EXERCISE TASK - Here are some entries; quote each one exactly.

DATA SHOWN -
** begin **
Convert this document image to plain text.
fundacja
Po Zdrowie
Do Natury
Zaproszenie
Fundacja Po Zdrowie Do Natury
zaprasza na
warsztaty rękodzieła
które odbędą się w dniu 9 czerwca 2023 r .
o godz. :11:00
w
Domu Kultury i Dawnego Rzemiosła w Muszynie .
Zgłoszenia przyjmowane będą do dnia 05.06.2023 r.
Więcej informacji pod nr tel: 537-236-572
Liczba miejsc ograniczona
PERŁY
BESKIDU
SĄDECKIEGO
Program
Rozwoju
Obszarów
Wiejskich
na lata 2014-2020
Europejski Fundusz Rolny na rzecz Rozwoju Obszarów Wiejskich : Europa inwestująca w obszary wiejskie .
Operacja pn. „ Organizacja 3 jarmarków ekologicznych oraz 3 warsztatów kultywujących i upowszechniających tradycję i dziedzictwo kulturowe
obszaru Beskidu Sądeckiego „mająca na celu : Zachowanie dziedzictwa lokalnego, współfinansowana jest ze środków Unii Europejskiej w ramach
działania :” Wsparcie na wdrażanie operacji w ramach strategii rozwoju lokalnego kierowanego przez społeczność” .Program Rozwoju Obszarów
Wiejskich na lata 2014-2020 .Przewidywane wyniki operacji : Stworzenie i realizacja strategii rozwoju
** end **
WRITTEN RESPONSE -
Convert this document image to plain text.
fundacja
Po Zdrowie
Do Natury
Zaproszenie
Fundacja Po Zdrowie Do Natury
zaprasza na
warsztaty rękodzieła
które odbędą się w dniu 9 czerwca 2023 r .
o godz. :11:00
w
Domu Kultury i Dawnego Rzemiosła w Muszynie .
Zgłoszenia przyjmowane będą do dnia 05.06.2023 r.
Więcej informacji pod nr tel: 537-236-572
Liczba miejsc ograniczona
PERŁY
BESKIDU
SĄDECKIEGO
Program
Rozwoju
Obszarów
Wiejskich
na lata 2014-2020
Europejski Fundusz Rolny na rzecz Rozwoju Obszarów Wiejskich : Europa inwestująca w obszary wiejskie .
Operacja pn. „ Organizacja 3 jarmarków ekologicznych oraz 3 warsztatów kultywujących i upowszechniających tradycję i dziedzictwo kulturowe
obszaru Beskidu Sądeckiego „mająca na celu : Zachowanie dziedzictwa lokalnego, współfinansowana jest ze środków Unii Europejskiej w ramach
działania :” Wsparcie na wdrażanie operacji w ramach strategii rozwoju lokalnego kierowanego przez społeczność” .Program Rozwoju Obszarów
Wiejskich na lata 2014-2020 .Przewidywane wyniki operacji : Stworzenie i realizacja strategii rozwoju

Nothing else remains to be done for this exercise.